— Start —

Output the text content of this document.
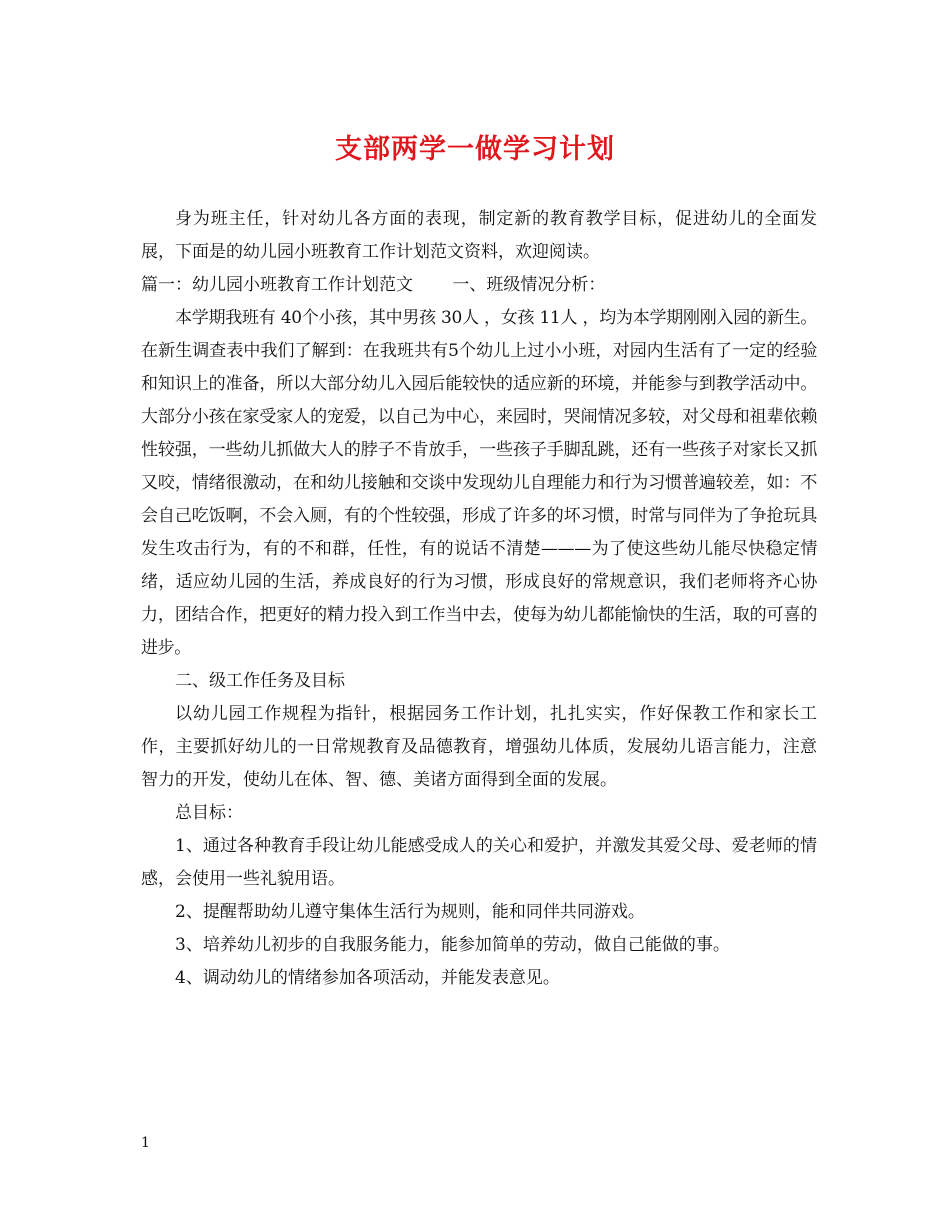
支部两学一做学习计划

身为班主任，针对幼儿各方面的表现，制定新的教育教学目标，促进幼儿的全面发展，下面是的幼儿园小班教育工作计划范文资料，欢迎阅读。

篇一：幼儿园小班教育工作计划范文　　 一、班级情况分析：

本学期我班有 40个小孩，其中男孩 30人 ，女孩 11人 ，均为本学期刚刚入园的新生。在新生调查表中我们了解到：在我班共有5个幼儿上过小小班，对园内生活有了一定的经验和知识上的准备，所以大部分幼儿入园后能较快的适应新的环境，并能参与到教学活动中。大部分小孩在家受家人的宠爱，以自己为中心，来园时，哭闹情况多较，对父母和祖辈依赖性较强，一些幼儿抓做大人的脖子不肯放手，一些孩子手脚乱跳，还有一些孩子对家长又抓又咬，情绪很激动，在和幼儿接触和交谈中发现幼儿自理能力和行为习惯普遍较差，如：不会自己吃饭啊，不会入厕，有的个性较强，形成了许多的坏习惯，时常与同伴为了争抢玩具发生攻击行为，有的不和群，任性，有的说话不清楚———为了使这些幼儿能尽快稳定情绪，适应幼儿园的生活，养成良好的行为习惯，形成良好的常规意识，我们老师将齐心协力，团结合作，把更好的精力投入到工作当中去，使每为幼儿都能愉快的生活，取的可喜的进步。

二、级工作任务及目标

以幼儿园工作规程为指针，根据园务工作计划，扎扎实实，作好保教工作和家长工作，主要抓好幼儿的一日常规教育及品德教育，增强幼儿体质，发展幼儿语言能力，注意智力的开发，使幼儿在体、智、德、美诸方面得到全面的发展。

总目标：

1、通过各种教育手段让幼儿能感受成人的关心和爱护，并激发其爱父母、爱老师的情感，会使用一些礼貌用语。

2、提醒帮助幼儿遵守集体生活行为规则，能和同伴共同游戏。

3、培养幼儿初步的自我服务能力，能参加简单的劳动，做自己能做的事。

4、调动幼儿的情绪参加各项活动，并能发表意见。

1
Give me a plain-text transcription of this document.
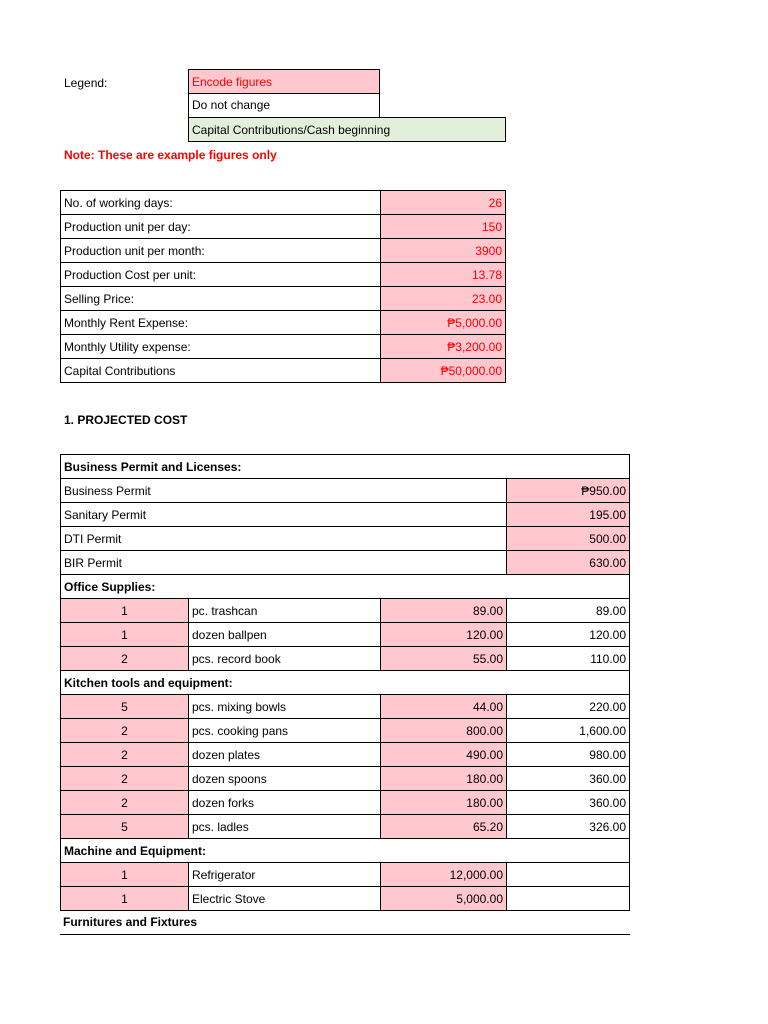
Legend:	Encode figures
Do not change
Capital Contributions/Cash beginning
Note: These are example figures only
No. of working days:	26
Production unit per day:	150
Production unit per month:	3900
Production Cost per unit:	13.78
Selling Price:	23.00
Monthly Rent Expense:	₱5,000.00
Monthly Utility expense:	₱3,200.00
Capital Contributions	₱50,000.00
1. PROJECTED COST
Business Permit and Licenses:
Business Permit	₱950.00
Sanitary Permit	195.00
DTI Permit	500.00
BIR Permit	630.00
Office Supplies:
1	pc. trashcan	89.00	89.00
1	dozen ballpen	120.00	120.00
2	pcs. record book	55.00	110.00
Kitchen tools and equipment:
5	pcs. mixing bowls	44.00	220.00
2	pcs. cooking pans	800.00	1,600.00
2	dozen plates	490.00	980.00
2	dozen spoons	180.00	360.00
2	dozen forks	180.00	360.00
5	pcs. ladles	65.20	326.00
Machine and Equipment:
1	Refrigerator	12,000.00
1	Electric Stove	5,000.00
Furnitures and Fixtures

— End —

→ **Prompt**:
Can the entries above be repeated exactly, without their pictures?

→ **Correct response**:
Output the text content of this document.
支部两学一做学习计划

身为班主任，针对幼儿各方面的表现，制定新的教育教学目标，促进幼儿的全面发展，下面是的幼儿园小班教育工作计划范文资料，欢迎阅读。

篇一：幼儿园小班教育工作计划范文　　 一、班级情况分析：

本学期我班有 40个小孩，其中男孩 30人 ，女孩 11人 ，均为本学期刚刚入园的新生。在新生调查表中我们了解到：在我班共有5个幼儿上过小小班，对园内生活有了一定的经验和知识上的准备，所以大部分幼儿入园后能较快的适应新的环境，并能参与到教学活动中。大部分小孩在家受家人的宠爱，以自己为中心，来园时，哭闹情况多较，对父母和祖辈依赖性较强，一些幼儿抓做大人的脖子不肯放手，一些孩子手脚乱跳，还有一些孩子对家长又抓又咬，情绪很激动，在和幼儿接触和交谈中发现幼儿自理能力和行为习惯普遍较差，如：不会自己吃饭啊，不会入厕，有的个性较强，形成了许多的坏习惯，时常与同伴为了争抢玩具发生攻击行为，有的不和群，任性，有的说话不清楚———为了使这些幼儿能尽快稳定情绪，适应幼儿园的生活，养成良好的行为习惯，形成良好的常规意识，我们老师将齐心协力，团结合作，把更好的精力投入到工作当中去，使每为幼儿都能愉快的生活，取的可喜的进步。

二、级工作任务及目标

以幼儿园工作规程为指针，根据园务工作计划，扎扎实实，作好保教工作和家长工作，主要抓好幼儿的一日常规教育及品德教育，增强幼儿体质，发展幼儿语言能力，注意智力的开发，使幼儿在体、智、德、美诸方面得到全面的发展。

总目标：

1、通过各种教育手段让幼儿能感受成人的关心和爱护，并激发其爱父母、爱老师的情感，会使用一些礼貌用语。

2、提醒帮助幼儿遵守集体生活行为规则，能和同伴共同游戏。

3、培养幼儿初步的自我服务能力，能参加简单的劳动，做自己能做的事。

4、调动幼儿的情绪参加各项活动，并能发表意见。

1
Give me a plain-text transcription of this document.
Legend:	Encode figures
Do not change
Capital Contributions/Cash beginning
Note: These are example figures only
No. of working days:	26
Production unit per day:	150
Production unit per month:	3900
Production Cost per unit:	13.78
Selling Price:	23.00
Monthly Rent Expense:	₱5,000.00
Monthly Utility expense:	₱3,200.00
Capital Contributions	₱50,000.00
1. PROJECTED COST
Business Permit and Licenses:
Business Permit	₱950.00
Sanitary Permit	195.00
DTI Permit	500.00
BIR Permit	630.00
Office Supplies:
1	pc. trashcan	89.00	89.00
1	dozen ballpen	120.00	120.00
2	pcs. record book	55.00	110.00
Kitchen tools and equipment:
5	pcs. mixing bowls	44.00	220.00
2	pcs. cooking pans	800.00	1,600.00
2	dozen plates	490.00	980.00
2	dozen spoons	180.00	360.00
2	dozen forks	180.00	360.00
5	pcs. ladles	65.20	326.00
Machine and Equipment:
1	Refrigerator	12,000.00
1	Electric Stove	5,000.00
Furnitures and Fixtures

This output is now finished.